SUPPLIED DATA:
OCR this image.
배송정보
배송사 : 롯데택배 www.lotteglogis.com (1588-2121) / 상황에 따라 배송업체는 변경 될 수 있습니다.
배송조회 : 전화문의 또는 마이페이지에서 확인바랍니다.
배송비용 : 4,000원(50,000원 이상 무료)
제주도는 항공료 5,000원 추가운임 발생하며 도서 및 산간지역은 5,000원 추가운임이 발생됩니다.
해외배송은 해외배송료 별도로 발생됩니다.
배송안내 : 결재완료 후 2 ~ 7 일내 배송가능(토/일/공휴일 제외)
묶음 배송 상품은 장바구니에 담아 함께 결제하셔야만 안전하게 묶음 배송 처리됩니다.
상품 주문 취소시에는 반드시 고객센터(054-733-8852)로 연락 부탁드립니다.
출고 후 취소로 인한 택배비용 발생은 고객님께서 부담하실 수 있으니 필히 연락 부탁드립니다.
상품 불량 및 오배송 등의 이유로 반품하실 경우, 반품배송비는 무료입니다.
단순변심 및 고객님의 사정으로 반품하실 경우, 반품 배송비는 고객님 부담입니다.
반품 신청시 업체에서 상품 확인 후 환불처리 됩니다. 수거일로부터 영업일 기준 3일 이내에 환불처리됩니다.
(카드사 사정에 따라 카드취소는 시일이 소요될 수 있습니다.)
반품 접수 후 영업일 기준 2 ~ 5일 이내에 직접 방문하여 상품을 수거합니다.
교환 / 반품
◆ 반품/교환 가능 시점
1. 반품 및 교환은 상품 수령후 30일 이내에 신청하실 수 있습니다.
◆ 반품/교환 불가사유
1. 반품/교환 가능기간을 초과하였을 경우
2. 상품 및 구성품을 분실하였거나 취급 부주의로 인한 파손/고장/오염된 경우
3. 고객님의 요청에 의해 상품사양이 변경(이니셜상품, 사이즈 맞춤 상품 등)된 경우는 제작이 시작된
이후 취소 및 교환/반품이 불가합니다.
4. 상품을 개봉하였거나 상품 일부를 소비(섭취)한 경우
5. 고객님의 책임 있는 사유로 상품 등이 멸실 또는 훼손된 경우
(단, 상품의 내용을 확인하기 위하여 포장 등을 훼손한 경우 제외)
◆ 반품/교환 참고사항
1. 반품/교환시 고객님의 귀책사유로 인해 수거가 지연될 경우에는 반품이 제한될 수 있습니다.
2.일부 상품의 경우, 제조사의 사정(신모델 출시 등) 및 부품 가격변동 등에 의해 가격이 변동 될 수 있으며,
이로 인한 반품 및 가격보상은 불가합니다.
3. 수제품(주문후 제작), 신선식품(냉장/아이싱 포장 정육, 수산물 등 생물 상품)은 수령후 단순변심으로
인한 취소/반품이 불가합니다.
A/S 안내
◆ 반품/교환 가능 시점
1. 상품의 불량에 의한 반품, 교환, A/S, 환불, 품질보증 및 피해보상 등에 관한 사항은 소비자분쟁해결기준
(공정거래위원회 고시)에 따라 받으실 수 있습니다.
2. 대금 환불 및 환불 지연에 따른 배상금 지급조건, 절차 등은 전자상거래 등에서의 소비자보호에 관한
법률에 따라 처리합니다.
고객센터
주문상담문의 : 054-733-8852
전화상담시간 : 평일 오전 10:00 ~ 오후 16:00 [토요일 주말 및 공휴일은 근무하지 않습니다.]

WORK TO BE COMPLETED:
Look through the entries above; copy each line where the string "고객센터" appears.

SOLVED EXERCISE:
상품 주문 취소시에는 반드시 고객센터(054-733-8852)로 연락 부탁드립니다.
고객센터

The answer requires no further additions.